SHORT TASK:
In the data below, locate each line with the word "cable" and list it.

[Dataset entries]
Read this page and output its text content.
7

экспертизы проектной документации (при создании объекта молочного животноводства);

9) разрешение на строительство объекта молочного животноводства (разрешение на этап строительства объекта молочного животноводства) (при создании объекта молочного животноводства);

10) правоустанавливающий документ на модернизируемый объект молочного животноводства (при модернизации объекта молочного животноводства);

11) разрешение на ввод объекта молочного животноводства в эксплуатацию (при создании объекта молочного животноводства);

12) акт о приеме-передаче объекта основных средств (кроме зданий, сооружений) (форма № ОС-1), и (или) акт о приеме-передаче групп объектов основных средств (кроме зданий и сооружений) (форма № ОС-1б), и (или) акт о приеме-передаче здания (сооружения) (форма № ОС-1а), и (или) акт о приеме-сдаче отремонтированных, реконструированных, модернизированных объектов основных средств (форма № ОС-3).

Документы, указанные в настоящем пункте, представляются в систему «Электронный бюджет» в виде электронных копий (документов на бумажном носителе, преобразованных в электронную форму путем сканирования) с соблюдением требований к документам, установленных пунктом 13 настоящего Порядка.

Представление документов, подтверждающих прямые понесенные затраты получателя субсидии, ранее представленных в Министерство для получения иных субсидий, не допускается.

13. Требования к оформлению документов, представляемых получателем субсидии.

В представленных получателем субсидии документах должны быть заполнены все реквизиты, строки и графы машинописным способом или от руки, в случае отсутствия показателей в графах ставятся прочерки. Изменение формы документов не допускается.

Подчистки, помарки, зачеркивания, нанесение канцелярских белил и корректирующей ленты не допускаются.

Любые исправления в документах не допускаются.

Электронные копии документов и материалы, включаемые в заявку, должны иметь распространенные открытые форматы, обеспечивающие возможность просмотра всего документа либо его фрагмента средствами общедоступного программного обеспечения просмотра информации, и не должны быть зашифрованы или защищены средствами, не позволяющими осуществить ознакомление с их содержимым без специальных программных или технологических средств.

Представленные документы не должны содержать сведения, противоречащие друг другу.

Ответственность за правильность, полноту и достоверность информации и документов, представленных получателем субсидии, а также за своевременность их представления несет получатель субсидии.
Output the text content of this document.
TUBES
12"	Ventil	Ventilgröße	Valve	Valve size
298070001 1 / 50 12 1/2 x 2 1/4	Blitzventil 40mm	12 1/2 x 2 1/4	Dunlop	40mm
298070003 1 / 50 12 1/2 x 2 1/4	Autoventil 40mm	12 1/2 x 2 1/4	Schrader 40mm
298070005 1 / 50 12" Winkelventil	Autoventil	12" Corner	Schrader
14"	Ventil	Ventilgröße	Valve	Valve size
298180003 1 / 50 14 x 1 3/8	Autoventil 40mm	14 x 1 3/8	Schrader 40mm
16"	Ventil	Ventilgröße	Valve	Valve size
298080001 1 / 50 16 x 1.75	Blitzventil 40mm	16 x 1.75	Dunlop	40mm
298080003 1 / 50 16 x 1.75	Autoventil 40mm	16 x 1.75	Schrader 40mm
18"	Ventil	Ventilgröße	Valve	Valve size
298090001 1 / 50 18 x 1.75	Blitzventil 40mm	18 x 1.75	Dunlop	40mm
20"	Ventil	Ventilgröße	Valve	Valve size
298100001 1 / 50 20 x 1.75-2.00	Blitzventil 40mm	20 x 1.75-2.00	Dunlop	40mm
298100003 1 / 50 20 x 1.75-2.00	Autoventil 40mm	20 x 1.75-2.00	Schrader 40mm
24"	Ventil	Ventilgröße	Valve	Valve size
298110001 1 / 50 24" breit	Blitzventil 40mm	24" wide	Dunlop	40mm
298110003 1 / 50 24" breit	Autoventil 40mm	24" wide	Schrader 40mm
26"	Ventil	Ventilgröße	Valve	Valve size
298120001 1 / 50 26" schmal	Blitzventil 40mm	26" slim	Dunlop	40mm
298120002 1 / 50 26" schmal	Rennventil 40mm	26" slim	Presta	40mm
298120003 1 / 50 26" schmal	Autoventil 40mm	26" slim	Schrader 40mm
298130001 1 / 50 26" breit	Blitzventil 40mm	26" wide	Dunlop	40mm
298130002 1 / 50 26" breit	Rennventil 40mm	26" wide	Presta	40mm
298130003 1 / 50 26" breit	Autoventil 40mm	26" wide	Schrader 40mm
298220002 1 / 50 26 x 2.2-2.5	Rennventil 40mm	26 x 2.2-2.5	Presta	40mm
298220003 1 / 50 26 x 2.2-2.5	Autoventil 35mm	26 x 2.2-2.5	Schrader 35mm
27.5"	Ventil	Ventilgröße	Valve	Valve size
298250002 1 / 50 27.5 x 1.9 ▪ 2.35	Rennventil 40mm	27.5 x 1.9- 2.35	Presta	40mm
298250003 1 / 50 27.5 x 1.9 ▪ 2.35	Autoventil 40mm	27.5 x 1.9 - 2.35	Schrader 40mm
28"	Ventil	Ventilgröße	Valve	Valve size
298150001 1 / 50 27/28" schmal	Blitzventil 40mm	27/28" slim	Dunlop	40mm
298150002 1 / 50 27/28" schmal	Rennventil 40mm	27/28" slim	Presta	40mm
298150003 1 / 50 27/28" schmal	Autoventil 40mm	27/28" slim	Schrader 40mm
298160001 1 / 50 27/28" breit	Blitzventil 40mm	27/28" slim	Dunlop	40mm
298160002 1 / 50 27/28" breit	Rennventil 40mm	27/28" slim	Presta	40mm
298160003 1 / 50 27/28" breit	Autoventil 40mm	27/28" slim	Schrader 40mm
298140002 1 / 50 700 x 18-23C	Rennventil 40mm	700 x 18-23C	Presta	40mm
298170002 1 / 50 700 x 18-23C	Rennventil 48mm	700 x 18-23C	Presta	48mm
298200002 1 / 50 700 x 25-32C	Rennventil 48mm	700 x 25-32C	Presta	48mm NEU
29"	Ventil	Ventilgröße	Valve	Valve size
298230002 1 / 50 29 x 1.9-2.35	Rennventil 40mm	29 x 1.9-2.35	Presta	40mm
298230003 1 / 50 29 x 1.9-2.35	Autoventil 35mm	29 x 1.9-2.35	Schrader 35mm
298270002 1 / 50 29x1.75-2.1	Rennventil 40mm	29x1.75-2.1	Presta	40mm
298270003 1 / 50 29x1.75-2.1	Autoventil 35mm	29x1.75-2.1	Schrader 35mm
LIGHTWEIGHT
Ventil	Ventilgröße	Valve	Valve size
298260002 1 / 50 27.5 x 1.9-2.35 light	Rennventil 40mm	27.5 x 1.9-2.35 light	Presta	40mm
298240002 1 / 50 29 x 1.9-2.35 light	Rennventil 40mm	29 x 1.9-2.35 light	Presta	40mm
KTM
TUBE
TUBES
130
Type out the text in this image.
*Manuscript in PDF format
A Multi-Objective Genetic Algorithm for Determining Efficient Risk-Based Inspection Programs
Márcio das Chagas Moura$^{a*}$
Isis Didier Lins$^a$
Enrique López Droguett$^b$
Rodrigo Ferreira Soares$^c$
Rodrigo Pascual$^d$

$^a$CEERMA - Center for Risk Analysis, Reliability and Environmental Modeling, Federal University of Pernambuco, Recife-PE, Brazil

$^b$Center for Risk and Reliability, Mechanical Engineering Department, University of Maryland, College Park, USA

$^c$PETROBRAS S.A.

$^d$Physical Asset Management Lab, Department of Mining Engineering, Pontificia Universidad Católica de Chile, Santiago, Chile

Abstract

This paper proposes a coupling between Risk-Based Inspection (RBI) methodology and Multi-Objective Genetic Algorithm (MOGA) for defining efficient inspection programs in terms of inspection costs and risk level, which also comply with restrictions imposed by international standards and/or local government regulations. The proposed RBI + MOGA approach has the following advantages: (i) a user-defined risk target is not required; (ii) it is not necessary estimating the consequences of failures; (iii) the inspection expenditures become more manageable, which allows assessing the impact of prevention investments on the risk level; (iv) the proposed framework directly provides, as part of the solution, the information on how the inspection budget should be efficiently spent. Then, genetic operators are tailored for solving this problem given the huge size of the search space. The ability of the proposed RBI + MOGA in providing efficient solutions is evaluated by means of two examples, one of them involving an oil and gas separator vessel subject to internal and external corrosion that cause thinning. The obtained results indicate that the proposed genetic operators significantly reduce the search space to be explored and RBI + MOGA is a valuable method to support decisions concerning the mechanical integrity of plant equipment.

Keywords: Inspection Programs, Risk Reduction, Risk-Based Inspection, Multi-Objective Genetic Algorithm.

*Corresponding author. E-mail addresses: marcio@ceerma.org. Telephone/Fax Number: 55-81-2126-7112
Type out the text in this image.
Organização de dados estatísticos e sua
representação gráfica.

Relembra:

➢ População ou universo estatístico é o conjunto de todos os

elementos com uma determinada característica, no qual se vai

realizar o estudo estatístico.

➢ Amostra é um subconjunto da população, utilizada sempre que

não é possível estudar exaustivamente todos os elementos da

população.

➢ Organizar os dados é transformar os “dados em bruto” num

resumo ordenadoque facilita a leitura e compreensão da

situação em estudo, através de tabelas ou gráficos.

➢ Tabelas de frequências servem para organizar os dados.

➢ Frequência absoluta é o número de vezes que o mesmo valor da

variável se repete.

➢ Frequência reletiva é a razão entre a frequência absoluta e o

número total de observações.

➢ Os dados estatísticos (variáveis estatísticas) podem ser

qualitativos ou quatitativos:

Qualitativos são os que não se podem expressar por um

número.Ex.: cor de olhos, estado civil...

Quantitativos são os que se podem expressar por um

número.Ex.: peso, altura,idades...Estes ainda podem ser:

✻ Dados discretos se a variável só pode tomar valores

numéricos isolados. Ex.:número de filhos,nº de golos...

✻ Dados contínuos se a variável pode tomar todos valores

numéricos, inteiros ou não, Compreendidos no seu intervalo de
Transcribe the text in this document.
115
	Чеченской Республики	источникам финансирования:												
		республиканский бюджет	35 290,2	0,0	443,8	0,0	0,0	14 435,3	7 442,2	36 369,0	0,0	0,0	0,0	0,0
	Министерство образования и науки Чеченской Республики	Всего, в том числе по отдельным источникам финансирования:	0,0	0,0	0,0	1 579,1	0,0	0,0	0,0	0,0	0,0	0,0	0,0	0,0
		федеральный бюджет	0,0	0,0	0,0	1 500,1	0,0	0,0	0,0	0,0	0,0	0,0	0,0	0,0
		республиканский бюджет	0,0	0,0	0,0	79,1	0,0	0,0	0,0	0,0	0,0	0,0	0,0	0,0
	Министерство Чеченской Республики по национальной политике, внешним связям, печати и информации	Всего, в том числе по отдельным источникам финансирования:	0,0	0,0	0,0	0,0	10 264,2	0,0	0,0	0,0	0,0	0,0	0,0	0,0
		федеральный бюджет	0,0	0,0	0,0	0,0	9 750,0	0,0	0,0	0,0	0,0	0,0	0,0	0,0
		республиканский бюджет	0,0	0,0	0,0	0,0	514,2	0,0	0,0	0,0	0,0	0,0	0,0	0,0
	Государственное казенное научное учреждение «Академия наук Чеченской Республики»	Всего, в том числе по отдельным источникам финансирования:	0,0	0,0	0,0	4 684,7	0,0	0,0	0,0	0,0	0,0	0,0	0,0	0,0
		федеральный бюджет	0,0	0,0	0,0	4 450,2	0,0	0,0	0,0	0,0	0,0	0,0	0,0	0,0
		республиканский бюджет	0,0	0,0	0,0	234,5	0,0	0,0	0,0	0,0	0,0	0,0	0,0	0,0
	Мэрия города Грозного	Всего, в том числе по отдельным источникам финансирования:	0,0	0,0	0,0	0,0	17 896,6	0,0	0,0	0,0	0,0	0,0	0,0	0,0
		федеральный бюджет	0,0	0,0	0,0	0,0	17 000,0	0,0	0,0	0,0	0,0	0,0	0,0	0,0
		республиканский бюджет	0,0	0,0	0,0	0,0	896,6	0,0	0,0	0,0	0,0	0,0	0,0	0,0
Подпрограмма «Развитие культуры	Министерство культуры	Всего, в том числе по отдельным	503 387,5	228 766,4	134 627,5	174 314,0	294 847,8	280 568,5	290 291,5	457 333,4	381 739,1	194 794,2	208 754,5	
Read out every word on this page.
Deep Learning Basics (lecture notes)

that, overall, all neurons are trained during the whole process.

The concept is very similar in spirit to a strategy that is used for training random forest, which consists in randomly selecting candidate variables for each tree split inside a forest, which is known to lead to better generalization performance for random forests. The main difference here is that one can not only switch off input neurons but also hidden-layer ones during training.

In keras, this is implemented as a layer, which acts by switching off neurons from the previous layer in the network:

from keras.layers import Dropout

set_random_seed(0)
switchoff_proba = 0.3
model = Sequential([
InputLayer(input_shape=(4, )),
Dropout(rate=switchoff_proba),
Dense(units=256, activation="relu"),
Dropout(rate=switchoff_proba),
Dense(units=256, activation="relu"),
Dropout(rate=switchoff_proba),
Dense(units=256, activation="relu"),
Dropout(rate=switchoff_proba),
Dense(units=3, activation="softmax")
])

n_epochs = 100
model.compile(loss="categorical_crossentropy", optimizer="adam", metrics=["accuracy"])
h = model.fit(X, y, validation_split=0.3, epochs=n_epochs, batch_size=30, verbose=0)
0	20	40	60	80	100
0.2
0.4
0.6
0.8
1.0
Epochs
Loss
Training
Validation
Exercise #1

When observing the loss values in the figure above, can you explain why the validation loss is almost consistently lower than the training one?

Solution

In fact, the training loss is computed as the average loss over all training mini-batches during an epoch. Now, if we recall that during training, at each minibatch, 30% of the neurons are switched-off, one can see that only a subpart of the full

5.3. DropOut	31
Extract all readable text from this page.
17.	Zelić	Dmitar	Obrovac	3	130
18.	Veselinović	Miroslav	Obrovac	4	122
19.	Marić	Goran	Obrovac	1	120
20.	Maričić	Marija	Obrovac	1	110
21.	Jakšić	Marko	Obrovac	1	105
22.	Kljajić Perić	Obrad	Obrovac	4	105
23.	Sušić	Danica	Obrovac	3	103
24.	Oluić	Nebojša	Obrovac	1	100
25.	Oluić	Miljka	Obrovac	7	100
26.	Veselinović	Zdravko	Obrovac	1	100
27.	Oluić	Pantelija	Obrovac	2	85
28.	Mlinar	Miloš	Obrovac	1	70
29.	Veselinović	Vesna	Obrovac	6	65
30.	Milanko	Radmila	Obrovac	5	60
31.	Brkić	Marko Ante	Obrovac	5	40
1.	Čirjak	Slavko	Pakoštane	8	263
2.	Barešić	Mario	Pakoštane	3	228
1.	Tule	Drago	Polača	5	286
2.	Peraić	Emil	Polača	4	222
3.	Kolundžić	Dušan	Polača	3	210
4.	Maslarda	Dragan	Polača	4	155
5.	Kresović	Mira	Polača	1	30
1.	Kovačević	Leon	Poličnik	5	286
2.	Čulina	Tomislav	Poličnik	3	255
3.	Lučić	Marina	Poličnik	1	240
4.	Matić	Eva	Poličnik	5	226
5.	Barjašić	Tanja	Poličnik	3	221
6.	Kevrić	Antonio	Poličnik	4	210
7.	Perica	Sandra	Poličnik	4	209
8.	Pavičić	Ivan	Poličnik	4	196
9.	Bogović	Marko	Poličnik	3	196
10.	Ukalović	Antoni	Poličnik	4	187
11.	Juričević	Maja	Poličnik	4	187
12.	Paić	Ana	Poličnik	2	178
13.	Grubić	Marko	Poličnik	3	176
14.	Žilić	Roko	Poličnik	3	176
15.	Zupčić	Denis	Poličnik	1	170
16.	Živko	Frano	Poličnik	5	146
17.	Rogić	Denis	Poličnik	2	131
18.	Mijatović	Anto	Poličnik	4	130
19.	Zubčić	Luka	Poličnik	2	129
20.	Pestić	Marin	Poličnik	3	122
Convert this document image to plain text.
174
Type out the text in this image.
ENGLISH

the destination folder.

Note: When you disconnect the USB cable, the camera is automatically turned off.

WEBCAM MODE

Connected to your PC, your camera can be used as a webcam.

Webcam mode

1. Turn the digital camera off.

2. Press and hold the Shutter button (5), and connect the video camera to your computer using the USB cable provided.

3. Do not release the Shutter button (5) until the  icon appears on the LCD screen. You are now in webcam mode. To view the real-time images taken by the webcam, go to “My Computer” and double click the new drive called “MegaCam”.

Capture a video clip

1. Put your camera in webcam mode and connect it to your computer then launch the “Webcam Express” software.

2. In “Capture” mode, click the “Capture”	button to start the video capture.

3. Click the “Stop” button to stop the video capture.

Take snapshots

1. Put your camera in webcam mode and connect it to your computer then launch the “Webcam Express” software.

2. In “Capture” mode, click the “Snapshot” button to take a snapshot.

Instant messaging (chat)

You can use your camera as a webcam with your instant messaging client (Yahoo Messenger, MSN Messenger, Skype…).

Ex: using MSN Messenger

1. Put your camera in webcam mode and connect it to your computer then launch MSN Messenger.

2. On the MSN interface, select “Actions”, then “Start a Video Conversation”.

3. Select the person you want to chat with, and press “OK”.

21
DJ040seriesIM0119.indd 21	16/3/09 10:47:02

ANSWER IN FULL:
Note: When you disconnect the USB cable, the camera is automatically turned off.
2. Press and hold the Shutter button (5), and connect the video camera to your computer using the USB cable provided.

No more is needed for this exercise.